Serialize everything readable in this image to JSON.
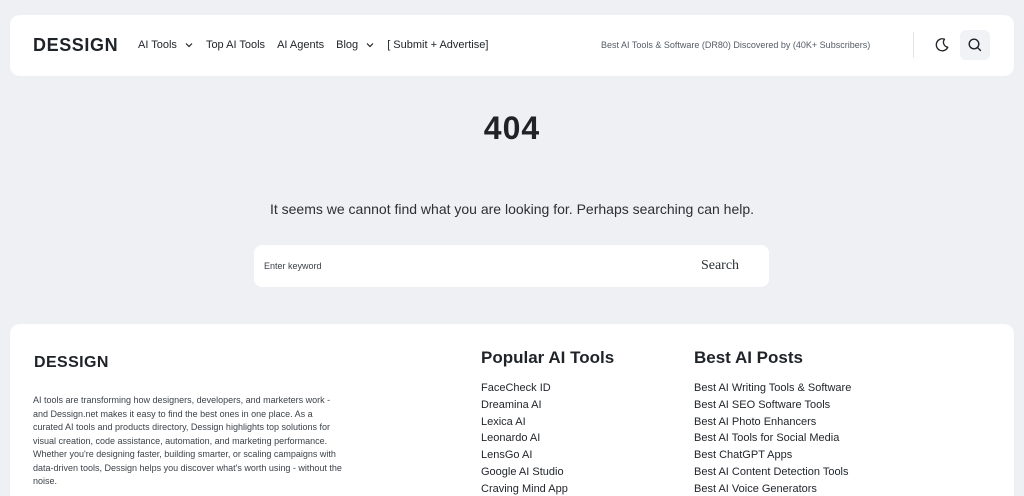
{
  "header": {
    "logo": "DESSIGN",
    "nav": [
      {
        "label": "AI Tools",
        "has_dropdown": true
      },
      {
        "label": "Top AI Tools",
        "has_dropdown": false
      },
      {
        "label": "AI Agents",
        "has_dropdown": false
      },
      {
        "label": "Blog",
        "has_dropdown": true
      },
      {
        "label": "[ Submit + Advertise]",
        "has_dropdown": false
      }
    ],
    "tagline": "Best AI Tools & Software (DR80) Discovered by (40K+ Subscribers)",
    "icons": {
      "theme": "moon-icon",
      "search": "search-icon"
    }
  },
  "main": {
    "error_code": "404",
    "message": "It seems we cannot find what you are looking for. Perhaps searching can help.",
    "search": {
      "placeholder": "Enter keyword",
      "value": "",
      "button_label": "Search"
    }
  },
  "footer": {
    "logo": "DESSIGN",
    "description": "AI tools are transforming how designers, developers, and marketers work - and Dessign.net makes it easy to find the best ones in one place. As a curated AI tools and products directory, Dessign highlights top solutions for visual creation, code assistance, automation, and marketing performance. Whether you're designing faster, building smarter, or scaling campaigns with data-driven tools, Dessign helps you discover what's worth using - without the noise.",
    "popular_tools": {
      "title": "Popular AI Tools",
      "items": [
        "FaceCheck ID",
        "Dreamina AI",
        "Lexica AI",
        "Leonardo AI",
        "LensGo AI",
        "Google AI Studio",
        "Craving Mind App"
      ]
    },
    "best_posts": {
      "title": "Best AI Posts",
      "items": [
        "Best AI Writing Tools & Software",
        "Best AI SEO Software Tools",
        "Best AI Photo Enhancers",
        "Best AI Tools for Social Media",
        "Best ChatGPT Apps",
        "Best AI Content Detection Tools",
        "Best AI Voice Generators"
      ]
    }
  },
  "colors": {
    "background": "#eef0f4",
    "card": "#ffffff",
    "text": "#1f2328"
  }
}
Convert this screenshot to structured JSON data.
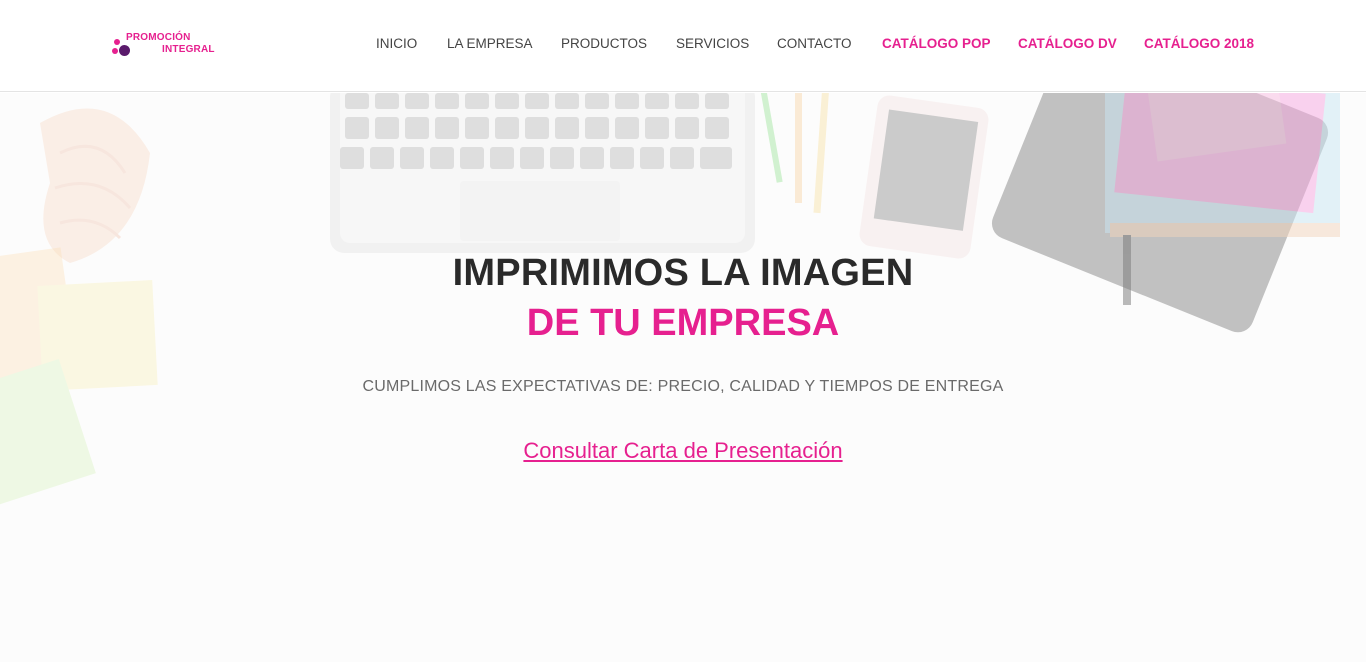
{
  "brand": {
    "line1": "PROMOCIÓN",
    "line2": "INTEGRAL",
    "colors": {
      "primary": "#e6208f",
      "dark": "#5a1a6b"
    }
  },
  "nav": {
    "items": [
      {
        "label": "INICIO",
        "highlight": false
      },
      {
        "label": "LA EMPRESA",
        "highlight": false
      },
      {
        "label": "PRODUCTOS",
        "highlight": false
      },
      {
        "label": "SERVICIOS",
        "highlight": false
      },
      {
        "label": "CONTACTO",
        "highlight": false
      },
      {
        "label": "CATÁLOGO POP",
        "highlight": true
      },
      {
        "label": "CATÁLOGO DV",
        "highlight": true
      },
      {
        "label": "CATÁLOGO 2018",
        "highlight": true
      }
    ]
  },
  "hero": {
    "title_line1": "IMPRIMIMOS LA IMAGEN",
    "title_line2": "DE TU EMPRESA",
    "subtitle": "CUMPLIMOS LAS EXPECTATIVAS DE: PRECIO, CALIDAD Y TIEMPOS DE ENTREGA",
    "link_label": "Consultar Carta de Presentación",
    "background_icons": [
      "seashell",
      "laptop",
      "pencils",
      "smartphone",
      "tablet",
      "notebooks",
      "sticky-notes"
    ]
  }
}
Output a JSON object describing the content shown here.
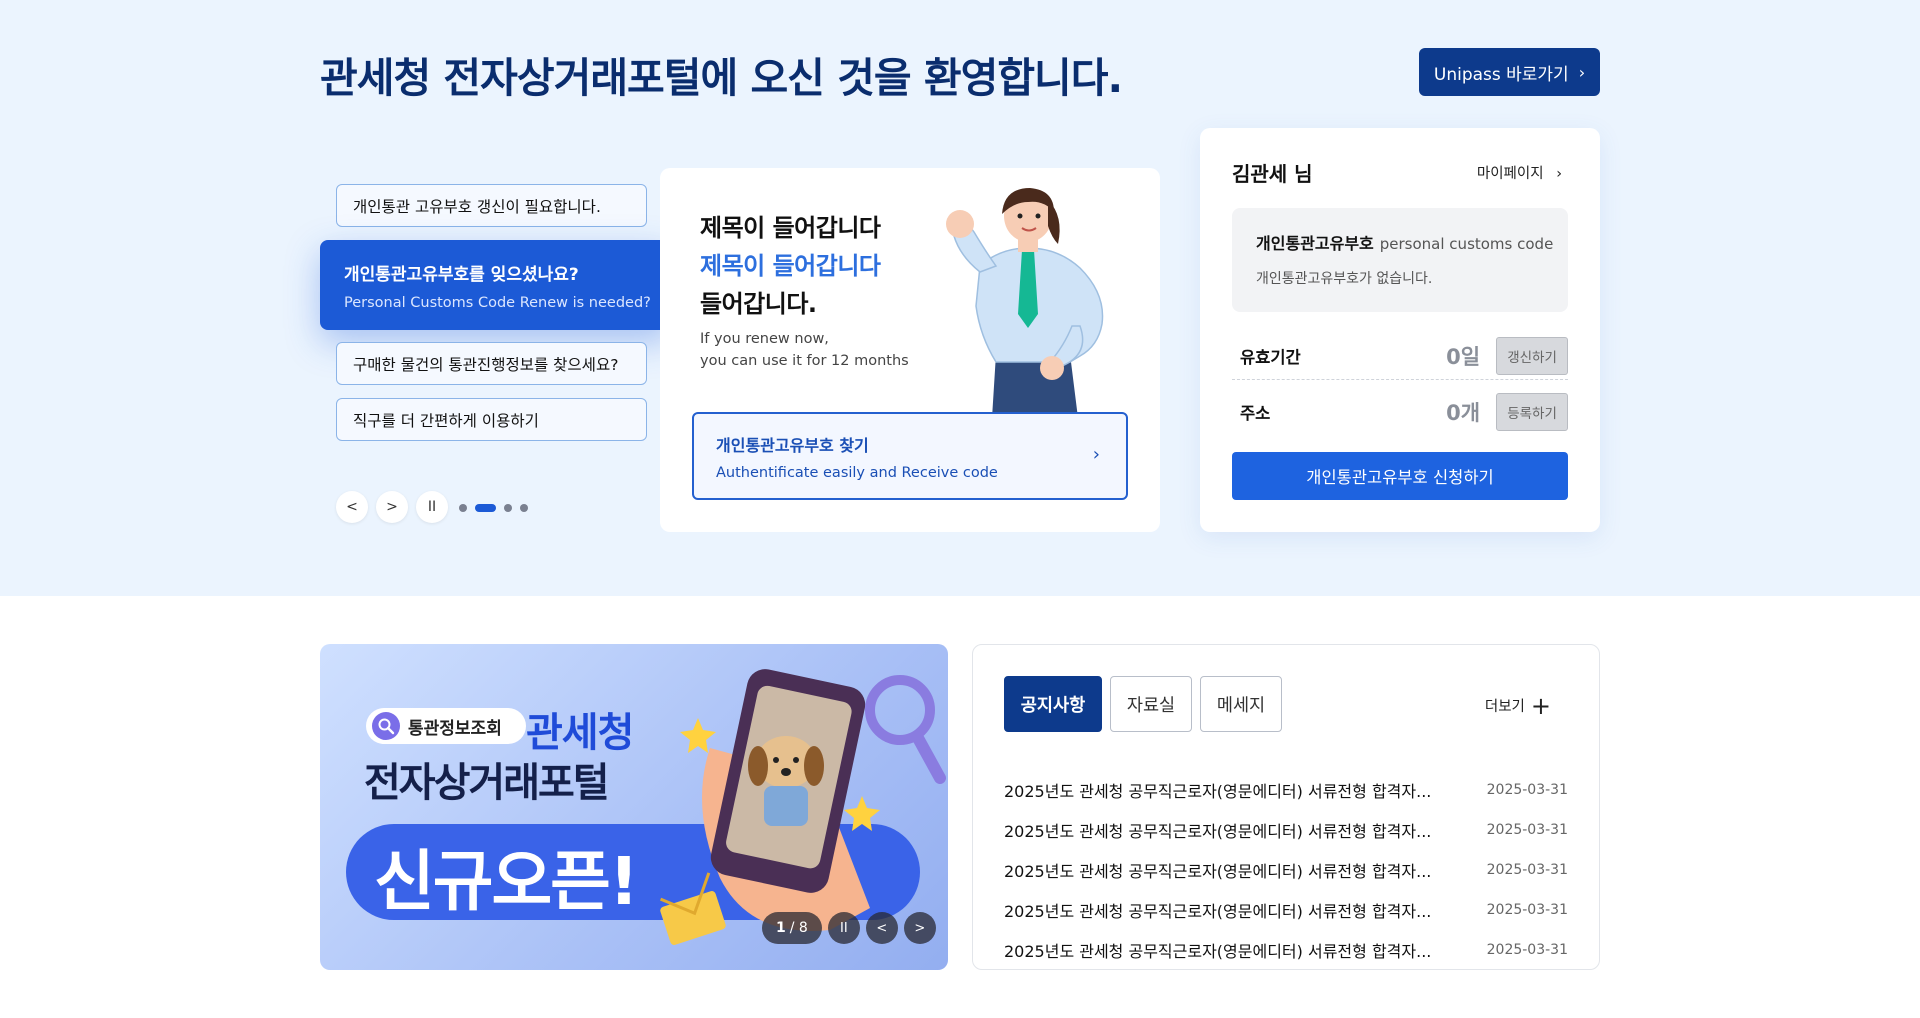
{
  "hero": {
    "title": "관세청 전자상거래포털에 오신 것을 환영합니다.",
    "unipass_label": "Unipass 바로가기"
  },
  "menu": {
    "items": [
      "개인통관 고유부호 갱신이 필요합니다.",
      "구매한 물건의 통관진행정보를 찾으세요?",
      "직구를 더 간편하게 이용하기"
    ],
    "active": {
      "title": "개인통관고유부호를 잊으셨나요?",
      "subtitle": "Personal Customs Code Renew is needed?"
    },
    "controls": {
      "prev": "<",
      "next": ">",
      "pause": "II"
    }
  },
  "slide": {
    "heading1": "제목이 들어갑니다",
    "heading2": "제목이 들어갑니다",
    "heading3": "들어갑니다.",
    "sub1": "If you renew now,",
    "sub2": "you can use it for 12 months",
    "find_title": "개인통관고유부호 찾기",
    "find_subtitle": "Authentificate easily and Receive code"
  },
  "user": {
    "name": "김관세 님",
    "mypage": "마이페이지",
    "code_label": "개인통관고유부호",
    "code_label_en": "personal customs code",
    "code_empty": "개인통관고유부호가 없습니다.",
    "validity_label": "유효기간",
    "validity_value": "0일",
    "renew_btn": "갱신하기",
    "address_label": "주소",
    "address_value": "0개",
    "register_btn": "등록하기",
    "apply_btn": "개인통관고유부호 신청하기"
  },
  "banner": {
    "pill": "통관정보조회",
    "brand": "관세청",
    "line2": "전자상거래포털",
    "open": "신규오픈!",
    "counter_current": "1",
    "counter_total": "/ 8",
    "pause": "II",
    "prev": "<",
    "next": ">"
  },
  "notices": {
    "tabs": [
      "공지사항",
      "자료실",
      "메세지"
    ],
    "more": "더보기",
    "items": [
      {
        "title": "2025년도 관세청 공무직근로자(영문에디터) 서류전형 합격자...",
        "date": "2025-03-31"
      },
      {
        "title": "2025년도 관세청 공무직근로자(영문에디터) 서류전형 합격자...",
        "date": "2025-03-31"
      },
      {
        "title": "2025년도 관세청 공무직근로자(영문에디터) 서류전형 합격자...",
        "date": "2025-03-31"
      },
      {
        "title": "2025년도 관세청 공무직근로자(영문에디터) 서류전형 합격자...",
        "date": "2025-03-31"
      },
      {
        "title": "2025년도 관세청 공무직근로자(영문에디터) 서류전형 합격자...",
        "date": "2025-03-31"
      }
    ]
  },
  "colors": {
    "primary": "#0d3a8c",
    "accent": "#1e63e0",
    "hero_bg": "#ebf4fe"
  }
}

* [Instructions for the task]: Copy the data word for word. Pictures do not go in the copy.

* [Full solution]:
Serialize everything readable in this image to JSON.
{
  "header": {
    "logo": "DESSIGN",
    "nav": [
      {
        "label": "AI Tools",
        "has_dropdown": true
      },
      {
        "label": "Top AI Tools",
        "has_dropdown": false
      },
      {
        "label": "AI Agents",
        "has_dropdown": false
      },
      {
        "label": "Blog",
        "has_dropdown": true
      },
      {
        "label": "[ Submit + Advertise]",
        "has_dropdown": false
      }
    ],
    "tagline": "Best AI Tools & Software (DR80) Discovered by (40K+ Subscribers)",
    "icons": {
      "theme": "moon-icon",
      "search": "search-icon"
    }
  },
  "main": {
    "error_code": "404",
    "message": "It seems we cannot find what you are looking for. Perhaps searching can help.",
    "search": {
      "placeholder": "Enter keyword",
      "value": "",
      "button_label": "Search"
    }
  },
  "footer": {
    "logo": "DESSIGN",
    "description": "AI tools are transforming how designers, developers, and marketers work - and Dessign.net makes it easy to find the best ones in one place. As a curated AI tools and products directory, Dessign highlights top solutions for visual creation, code assistance, automation, and marketing performance. Whether you're designing faster, building smarter, or scaling campaigns with data-driven tools, Dessign helps you discover what's worth using - without the noise.",
    "popular_tools": {
      "title": "Popular AI Tools",
      "items": [
        "FaceCheck ID",
        "Dreamina AI",
        "Lexica AI",
        "Leonardo AI",
        "LensGo AI",
        "Google AI Studio",
        "Craving Mind App"
      ]
    },
    "best_posts": {
      "title": "Best AI Posts",
      "items": [
        "Best AI Writing Tools & Software",
        "Best AI SEO Software Tools",
        "Best AI Photo Enhancers",
        "Best AI Tools for Social Media",
        "Best ChatGPT Apps",
        "Best AI Content Detection Tools",
        "Best AI Voice Generators"
      ]
    }
  },
  "colors": {
    "background": "#eef0f4",
    "card": "#ffffff",
    "text": "#1f2328"
  }
}
Convert this screenshot to structured JSON data.
{
  "brand": {
    "line1": "PROMOCIÓN",
    "line2": "INTEGRAL",
    "colors": {
      "primary": "#e6208f",
      "dark": "#5a1a6b"
    }
  },
  "nav": {
    "items": [
      {
        "label": "INICIO",
        "highlight": false
      },
      {
        "label": "LA EMPRESA",
        "highlight": false
      },
      {
        "label": "PRODUCTOS",
        "highlight": false
      },
      {
        "label": "SERVICIOS",
        "highlight": false
      },
      {
        "label": "CONTACTO",
        "highlight": false
      },
      {
        "label": "CATÁLOGO POP",
        "highlight": true
      },
      {
        "label": "CATÁLOGO DV",
        "highlight": true
      },
      {
        "label": "CATÁLOGO 2018",
        "highlight": true
      }
    ]
  },
  "hero": {
    "title_line1": "IMPRIMIMOS LA IMAGEN",
    "title_line2": "DE TU EMPRESA",
    "subtitle": "CUMPLIMOS LAS EXPECTATIVAS DE: PRECIO, CALIDAD Y TIEMPOS DE ENTREGA",
    "link_label": "Consultar Carta de Presentación",
    "background_icons": [
      "seashell",
      "laptop",
      "pencils",
      "smartphone",
      "tablet",
      "notebooks",
      "sticky-notes"
    ]
  }
}
Output a JSON object describing the content shown here.
{
  "hero": {
    "title": "관세청 전자상거래포털에 오신 것을 환영합니다.",
    "unipass_label": "Unipass 바로가기"
  },
  "menu": {
    "items": [
      "개인통관 고유부호 갱신이 필요합니다.",
      "구매한 물건의 통관진행정보를 찾으세요?",
      "직구를 더 간편하게 이용하기"
    ],
    "active": {
      "title": "개인통관고유부호를 잊으셨나요?",
      "subtitle": "Personal Customs Code Renew is needed?"
    },
    "controls": {
      "prev": "<",
      "next": ">",
      "pause": "II"
    }
  },
  "slide": {
    "heading1": "제목이 들어갑니다",
    "heading2": "제목이 들어갑니다",
    "heading3": "들어갑니다.",
    "sub1": "If you renew now,",
    "sub2": "you can use it for 12 months",
    "find_title": "개인통관고유부호 찾기",
    "find_subtitle": "Authentificate easily and Receive code"
  },
  "user": {
    "name": "김관세 님",
    "mypage": "마이페이지",
    "code_label": "개인통관고유부호",
    "code_label_en": "personal customs code",
    "code_empty": "개인통관고유부호가 없습니다.",
    "validity_label": "유효기간",
    "validity_value": "0일",
    "renew_btn": "갱신하기",
    "address_label": "주소",
    "address_value": "0개",
    "register_btn": "등록하기",
    "apply_btn": "개인통관고유부호 신청하기"
  },
  "banner": {
    "pill": "통관정보조회",
    "brand": "관세청",
    "line2": "전자상거래포털",
    "open": "신규오픈!",
    "counter_current": "1",
    "counter_total": "/ 8",
    "pause": "II",
    "prev": "<",
    "next": ">"
  },
  "notices": {
    "tabs": [
      "공지사항",
      "자료실",
      "메세지"
    ],
    "more": "더보기",
    "items": [
      {
        "title": "2025년도 관세청 공무직근로자(영문에디터) 서류전형 합격자...",
        "date": "2025-03-31"
      },
      {
        "title": "2025년도 관세청 공무직근로자(영문에디터) 서류전형 합격자...",
        "date": "2025-03-31"
      },
      {
        "title": "2025년도 관세청 공무직근로자(영문에디터) 서류전형 합격자...",
        "date": "2025-03-31"
      },
      {
        "title": "2025년도 관세청 공무직근로자(영문에디터) 서류전형 합격자...",
        "date": "2025-03-31"
      },
      {
        "title": "2025년도 관세청 공무직근로자(영문에디터) 서류전형 합격자...",
        "date": "2025-03-31"
      }
    ]
  },
  "colors": {
    "primary": "#0d3a8c",
    "accent": "#1e63e0",
    "hero_bg": "#ebf4fe"
  }
}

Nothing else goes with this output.